Copy out the entries below in full and exactly.

--- EXCERPTED DATA ---
--
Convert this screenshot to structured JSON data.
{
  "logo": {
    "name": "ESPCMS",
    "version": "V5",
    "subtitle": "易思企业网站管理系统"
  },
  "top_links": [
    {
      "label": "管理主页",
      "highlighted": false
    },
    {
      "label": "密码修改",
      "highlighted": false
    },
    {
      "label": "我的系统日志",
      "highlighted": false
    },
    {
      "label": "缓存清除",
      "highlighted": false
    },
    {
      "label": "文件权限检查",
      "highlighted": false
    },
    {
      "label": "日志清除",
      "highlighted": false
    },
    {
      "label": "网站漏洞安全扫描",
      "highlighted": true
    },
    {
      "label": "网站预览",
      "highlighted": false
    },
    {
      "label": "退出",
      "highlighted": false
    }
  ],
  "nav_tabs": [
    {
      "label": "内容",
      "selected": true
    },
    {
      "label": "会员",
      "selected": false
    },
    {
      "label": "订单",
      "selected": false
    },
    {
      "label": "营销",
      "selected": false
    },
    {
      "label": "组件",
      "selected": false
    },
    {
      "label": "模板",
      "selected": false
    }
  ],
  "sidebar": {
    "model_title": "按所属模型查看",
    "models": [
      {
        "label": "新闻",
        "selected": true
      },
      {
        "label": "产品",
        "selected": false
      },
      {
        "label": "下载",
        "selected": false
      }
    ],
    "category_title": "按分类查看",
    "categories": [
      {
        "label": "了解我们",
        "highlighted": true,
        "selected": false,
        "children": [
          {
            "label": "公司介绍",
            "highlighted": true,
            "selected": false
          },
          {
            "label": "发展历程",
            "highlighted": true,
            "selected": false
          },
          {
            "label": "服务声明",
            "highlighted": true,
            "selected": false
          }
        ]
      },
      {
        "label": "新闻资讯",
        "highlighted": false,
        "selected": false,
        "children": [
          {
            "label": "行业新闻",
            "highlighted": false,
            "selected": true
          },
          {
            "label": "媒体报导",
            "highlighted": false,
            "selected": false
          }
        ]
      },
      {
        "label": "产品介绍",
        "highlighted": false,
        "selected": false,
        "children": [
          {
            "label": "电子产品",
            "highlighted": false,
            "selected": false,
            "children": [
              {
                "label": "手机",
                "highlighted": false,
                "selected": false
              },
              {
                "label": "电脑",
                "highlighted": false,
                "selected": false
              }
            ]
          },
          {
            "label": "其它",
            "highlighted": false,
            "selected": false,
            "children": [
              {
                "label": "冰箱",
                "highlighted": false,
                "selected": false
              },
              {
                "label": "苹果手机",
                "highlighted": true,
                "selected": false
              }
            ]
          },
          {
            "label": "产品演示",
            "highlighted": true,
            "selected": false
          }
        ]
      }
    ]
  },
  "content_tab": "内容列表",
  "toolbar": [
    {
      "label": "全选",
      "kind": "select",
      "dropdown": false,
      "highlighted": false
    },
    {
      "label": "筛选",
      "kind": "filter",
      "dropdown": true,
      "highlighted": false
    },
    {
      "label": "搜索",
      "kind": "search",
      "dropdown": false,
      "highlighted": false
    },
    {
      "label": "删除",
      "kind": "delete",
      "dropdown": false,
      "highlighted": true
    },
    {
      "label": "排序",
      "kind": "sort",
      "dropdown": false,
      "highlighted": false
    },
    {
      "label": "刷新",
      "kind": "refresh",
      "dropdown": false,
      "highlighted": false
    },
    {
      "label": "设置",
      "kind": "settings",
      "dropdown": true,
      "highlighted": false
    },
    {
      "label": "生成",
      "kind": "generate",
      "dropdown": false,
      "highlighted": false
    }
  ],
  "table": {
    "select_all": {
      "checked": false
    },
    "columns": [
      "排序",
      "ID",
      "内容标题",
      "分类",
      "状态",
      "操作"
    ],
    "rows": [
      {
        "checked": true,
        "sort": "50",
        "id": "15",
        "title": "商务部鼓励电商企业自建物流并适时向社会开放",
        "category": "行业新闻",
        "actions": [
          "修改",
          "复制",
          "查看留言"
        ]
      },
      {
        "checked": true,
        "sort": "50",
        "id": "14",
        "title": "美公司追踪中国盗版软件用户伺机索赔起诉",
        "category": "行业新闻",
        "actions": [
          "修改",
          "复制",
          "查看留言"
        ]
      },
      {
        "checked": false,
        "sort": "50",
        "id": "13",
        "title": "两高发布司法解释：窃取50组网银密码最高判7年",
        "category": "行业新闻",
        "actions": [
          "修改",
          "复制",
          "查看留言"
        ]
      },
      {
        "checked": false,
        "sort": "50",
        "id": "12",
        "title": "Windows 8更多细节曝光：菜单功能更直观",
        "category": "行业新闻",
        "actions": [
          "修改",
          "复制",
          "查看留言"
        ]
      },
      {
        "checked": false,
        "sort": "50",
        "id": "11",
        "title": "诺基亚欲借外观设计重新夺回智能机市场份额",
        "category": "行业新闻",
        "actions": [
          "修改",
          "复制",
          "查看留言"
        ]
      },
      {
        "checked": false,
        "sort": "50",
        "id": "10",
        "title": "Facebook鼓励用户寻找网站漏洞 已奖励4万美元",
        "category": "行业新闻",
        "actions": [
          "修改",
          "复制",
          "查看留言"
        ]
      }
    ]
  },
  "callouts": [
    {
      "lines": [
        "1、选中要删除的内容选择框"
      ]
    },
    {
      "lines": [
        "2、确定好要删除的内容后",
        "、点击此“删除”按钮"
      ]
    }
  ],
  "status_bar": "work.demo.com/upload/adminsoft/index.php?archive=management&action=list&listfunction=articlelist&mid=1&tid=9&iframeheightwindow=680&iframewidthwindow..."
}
--
--- EXPECTED ANSWER ---
Convert this screenshot to structured JSON data.
{
  "logo": {
    "name": "ESPCMS",
    "version": "V5",
    "subtitle": "易思企业网站管理系统"
  },
  "top_links": [
    {
      "label": "管理主页",
      "highlighted": false
    },
    {
      "label": "密码修改",
      "highlighted": false
    },
    {
      "label": "我的系统日志",
      "highlighted": false
    },
    {
      "label": "缓存清除",
      "highlighted": false
    },
    {
      "label": "文件权限检查",
      "highlighted": false
    },
    {
      "label": "日志清除",
      "highlighted": false
    },
    {
      "label": "网站漏洞安全扫描",
      "highlighted": true
    },
    {
      "label": "网站预览",
      "highlighted": false
    },
    {
      "label": "退出",
      "highlighted": false
    }
  ],
  "nav_tabs": [
    {
      "label": "内容",
      "selected": true
    },
    {
      "label": "会员",
      "selected": false
    },
    {
      "label": "订单",
      "selected": false
    },
    {
      "label": "营销",
      "selected": false
    },
    {
      "label": "组件",
      "selected": false
    },
    {
      "label": "模板",
      "selected": false
    }
  ],
  "sidebar": {
    "model_title": "按所属模型查看",
    "models": [
      {
        "label": "新闻",
        "selected": true
      },
      {
        "label": "产品",
        "selected": false
      },
      {
        "label": "下载",
        "selected": false
      }
    ],
    "category_title": "按分类查看",
    "categories": [
      {
        "label": "了解我们",
        "highlighted": true,
        "selected": false,
        "children": [
          {
            "label": "公司介绍",
            "highlighted": true,
            "selected": false
          },
          {
            "label": "发展历程",
            "highlighted": true,
            "selected": false
          },
          {
            "label": "服务声明",
            "highlighted": true,
            "selected": false
          }
        ]
      },
      {
        "label": "新闻资讯",
        "highlighted": false,
        "selected": false,
        "children": [
          {
            "label": "行业新闻",
            "highlighted": false,
            "selected": true
          },
          {
            "label": "媒体报导",
            "highlighted": false,
            "selected": false
          }
        ]
      },
      {
        "label": "产品介绍",
        "highlighted": false,
        "selected": false,
        "children": [
          {
            "label": "电子产品",
            "highlighted": false,
            "selected": false,
            "children": [
              {
                "label": "手机",
                "highlighted": false,
                "selected": false
              },
              {
                "label": "电脑",
                "highlighted": false,
                "selected": false
              }
            ]
          },
          {
            "label": "其它",
            "highlighted": false,
            "selected": false,
            "children": [
              {
                "label": "冰箱",
                "highlighted": false,
                "selected": false
              },
              {
                "label": "苹果手机",
                "highlighted": true,
                "selected": false
              }
            ]
          },
          {
            "label": "产品演示",
            "highlighted": true,
            "selected": false
          }
        ]
      }
    ]
  },
  "content_tab": "内容列表",
  "toolbar": [
    {
      "label": "全选",
      "kind": "select",
      "dropdown": false,
      "highlighted": false
    },
    {
      "label": "筛选",
      "kind": "filter",
      "dropdown": true,
      "highlighted": false
    },
    {
      "label": "搜索",
      "kind": "search",
      "dropdown": false,
      "highlighted": false
    },
    {
      "label": "删除",
      "kind": "delete",
      "dropdown": false,
      "highlighted": true
    },
    {
      "label": "排序",
      "kind": "sort",
      "dropdown": false,
      "highlighted": false
    },
    {
      "label": "刷新",
      "kind": "refresh",
      "dropdown": false,
      "highlighted": false
    },
    {
      "label": "设置",
      "kind": "settings",
      "dropdown": true,
      "highlighted": false
    },
    {
      "label": "生成",
      "kind": "generate",
      "dropdown": false,
      "highlighted": false
    }
  ],
  "table": {
    "select_all": {
      "checked": false
    },
    "columns": [
      "排序",
      "ID",
      "内容标题",
      "分类",
      "状态",
      "操作"
    ],
    "rows": [
      {
        "checked": true,
        "sort": "50",
        "id": "15",
        "title": "商务部鼓励电商企业自建物流并适时向社会开放",
        "category": "行业新闻",
        "actions": [
          "修改",
          "复制",
          "查看留言"
        ]
      },
      {
        "checked": true,
        "sort": "50",
        "id": "14",
        "title": "美公司追踪中国盗版软件用户伺机索赔起诉",
        "category": "行业新闻",
        "actions": [
          "修改",
          "复制",
          "查看留言"
        ]
      },
      {
        "checked": false,
        "sort": "50",
        "id": "13",
        "title": "两高发布司法解释：窃取50组网银密码最高判7年",
        "category": "行业新闻",
        "actions": [
          "修改",
          "复制",
          "查看留言"
        ]
      },
      {
        "checked": false,
        "sort": "50",
        "id": "12",
        "title": "Windows 8更多细节曝光：菜单功能更直观",
        "category": "行业新闻",
        "actions": [
          "修改",
          "复制",
          "查看留言"
        ]
      },
      {
        "checked": false,
        "sort": "50",
        "id": "11",
        "title": "诺基亚欲借外观设计重新夺回智能机市场份额",
        "category": "行业新闻",
        "actions": [
          "修改",
          "复制",
          "查看留言"
        ]
      },
      {
        "checked": false,
        "sort": "50",
        "id": "10",
        "title": "Facebook鼓励用户寻找网站漏洞 已奖励4万美元",
        "category": "行业新闻",
        "actions": [
          "修改",
          "复制",
          "查看留言"
        ]
      }
    ]
  },
  "callouts": [
    {
      "lines": [
        "1、选中要删除的内容选择框"
      ]
    },
    {
      "lines": [
        "2、确定好要删除的内容后",
        "、点击此“删除”按钮"
      ]
    }
  ],
  "status_bar": "work.demo.com/upload/adminsoft/index.php?archive=management&action=list&listfunction=articlelist&mid=1&tid=9&iframeheightwindow=680&iframewidthwindow..."
}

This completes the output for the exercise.